## Excerpt to read

====

What is environmental personhood? 

Legal personhood, Rights of Nature, environmental personhood…This concept has many different names and applications all around the world. In recent years, this environmental protection strategy has gained momentum, throughout various countries’ domestic laws, legislative actions, and international legal systems, forging strong connections and interpretations of existing environmental laws and human rights.  

The general ideology behind environmental personhood is attaining legal rights for natural entities, for the purpose of protection or preservation. More specifically, it involves a critical “paradigm shift” which places the natural environment as “a holder of the right to be protected, as opposed to an object of protection” (Cárdenas, 2000, para. 4). Therefore, natural entities have value in and of themselves, which is completely independent from its short-term value to human beings.  

This idea was famously introduced into the Western legal system by Christopher D. Stone in his landmark 1972 article “Should Trees Have Standing? Toward Legal Rights for Natural Objects”. He argued that natural entities like trees and rivers should be granted legal rights, in the same way that corporations have legal rights and authority. He also proposed the use of legal guardians who can represent the natural entity in practical contexts.

====

## Dataset excerpts
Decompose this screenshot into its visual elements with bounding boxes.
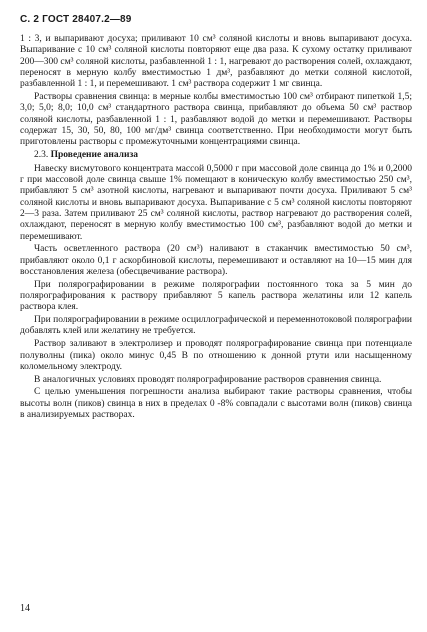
paragraph-dc-polarography: При полярографировании в режиме полярографии постоянного тока за 5 мин до полярографирования к раствору прибавляют 5 капель раствора желатины или 12 капель раствора клея. xyxy=(20,279,412,313)
paragraph-error-reduction: С целью уменьшения погрешности анализа выбирают такие растворы сравнения, чтобы высоты волн (пиков) свинца в них в пределах 0 -8% совпадали с высотами волн (пиков) свинца в анализируемых растворах. xyxy=(20,387,412,420)
paragraph-comparison-polarography: В аналогичных условиях проводят полярографирование растворов сравнения свинца. xyxy=(34,374,382,385)
paragraph-continuation: 1 : 3, и выпаривают досуха; приливают 10 см³ соляной кислоты и вновь выпаривают досуха. Выпаривание с 10 см³ соляной кислоты повторяют еще два раза. К сухому остатку приливают 200—300 см³ соляной кислоты, разбавленной 1 : 1, нагревают до растворения солей, охлаждают, переносят в мерную колбу вместимостью 1 дм³, разбавляют до метки соляной кислотой, разбавленной 1 : 1, и перемешивают. 1 см³ раствора содержит 1 мг свинца. xyxy=(20,34,412,90)
section-heading xyxy=(20,150,412,161)
page-number: 14 xyxy=(20,603,30,614)
paragraph-clarified-solution: Часть осветленного раствора (20 см³) наливают в стаканчик вместимостью 50 см³, прибавляют около 0,1 г аскорбиновой кислоты, перемешивают и оставляют на 10—15 мин для восстановления железа (обесцвечивание раствора). xyxy=(20,244,412,277)
paragraph-sample-prep: Навеску висмутового концентрата массой 0,5000 г при массовой доле свинца до 1% и 0,2000 г при массовой доле свинца свыше 1% помещают в коническую колбу вместимостью 250 см³, прибавляют 5 см³ азотной кислоты, нагревают и выпаривают почти досуха. Приливают 5 см³ соляной кислоты и вновь выпаривают досуха. Выпаривание с 5 см³ соляной кислоты повторяют 2—3 раза. Затем приливают 25 см³ соляной кислоты, раствор нагревают до растворения солей, охлаждают, переносят в мерную колбу вместимостью 100 см³, разбавляют водой до метки и перемешивают. xyxy=(20,163,412,242)
running-header: С. 2 ГОСТ 28407.2—89 xyxy=(20,14,132,25)
paragraph-comparison-solutions: Растворы сравнения свинца: в мерные колбы вместимостью 100 см³ отбирают пипеткой 1,5; 3,0; 5,0; 8,0; 10,0 см³ стандартного раствора свинца, прибавляют до объема 50 см³ раствор соляной кислоты, разбавленной 1 : 1, разбавляют водой до метки и перемешивают. Растворы содержат 15, 30, 50, 80, 100 мг/дм³ свинца соответственно. При необходимости могут быть приготовлены растворы с промежуточными концентрациями свинца. xyxy=(20,91,412,148)
paragraph-electrolyzer: Раствор заливают в электролизер и проводят полярографирование свинца при потенциале полуволны (пика) около минус 0,45 В по отношению к донной ртути или насыщенному коломельному электроду. xyxy=(20,339,412,372)
section-title: Проведение анализа xyxy=(50,150,139,161)
paragraph-oscillographic: При полярографировании в режиме осциллографической и переменнотоковой полярографии добавлять клей или желатину не требуется. xyxy=(20,315,412,337)
section-number: 2.3. xyxy=(34,150,49,161)
document-body xyxy=(20,34,412,423)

====

## Brief 1
Print the lines of the entries, starting at the line that has "paragraph-dc-polarography: При полярографировании" and stopping after the line that has "page-number: 14 xyxy=(20,603,30,614)".
## Brief 2
Write what comes next in the excerpt on environmental personhood, picking up after its final sentence.
The text on environmental personhood has no connection to the entries.

## Task answer 1
paragraph-dc-polarography: При полярографировании в режиме полярографии постоянного тока за 5 мин до полярографирования к раствору прибавляют 5 капель раствора желатины или 12 капель раствора клея. xyxy=(20,279,412,313)
paragraph-error-reduction: С целью уменьшения погрешности анализа выбирают такие растворы сравнения, чтобы высоты волн (пиков) свинца в них в пределах 0 -8% совпадали с высотами волн (пиков) свинца в анализируемых растворах. xyxy=(20,387,412,420)
paragraph-comparison-polarography: В аналогичных условиях проводят полярографирование растворов сравнения свинца. xyxy=(34,374,382,385)
paragraph-continuation: 1 : 3, и выпаривают досуха; приливают 10 см³ соляной кислоты и вновь выпаривают досуха. Выпаривание с 10 см³ соляной кислоты повторяют еще два раза. К сухому остатку приливают 200—300 см³ соляной кислоты, разбавленной 1 : 1, нагревают до растворения солей, охлаждают, переносят в мерную колбу вместимостью 1 дм³, разбавляют до метки соляной кислотой, разбавленной 1 : 1, и перемешивают. 1 см³ раствора содержит 1 мг свинца. xyxy=(20,34,412,90)
section-heading xyxy=(20,150,412,161)
page-number: 14 xyxy=(20,603,30,614)

## Task answer 2
However, viewing the natural world in this way was practiced long before Stone’s article. Indeed, many Indigenous peoples have complex, long-standing beliefs regarding the personification of nature.  

How does environmental personhood relate to Indigenous worldviews?  

Indigenous peoples around the world have diverse belief systems, cultures, spiritualities, and worldviews. However, there are some underlying, foundational patterns of values that relate to perceptions of the natural world, such as viewing some natural entities as personified, rather than inanimate. Some Indigenous worldviews also emphasize an inherent connection to the natural world as equal living parts of the ecosystem (Salmón, 2000), as well as a corresponding responsibility to protect the natural world and ensure sustainability. For example, the Seventh-Generation principle, which originated with the Iroquois peoples, “states that any action or decision should take into account its consequences for up to seven generations to come” (Ebel & Rinke, 2014, p. 82).  

Worldviews like this have allowed Indigenous populations to thrive in a sustainable manner for millennia, developing Traditional Ecological Knowledge (TEK) and rich cultural and spiritual ways of life. However, Western scholars are just recently beginning to understand the implications and benefits of Indigenous knowledges within the context of scientific and political solutions. This is how environmental personhood provides a bridge between Western legal systems and Indigenous worldviews, in an embodiment of Two-Eyed Seeing  

Why are innovative strategies needed?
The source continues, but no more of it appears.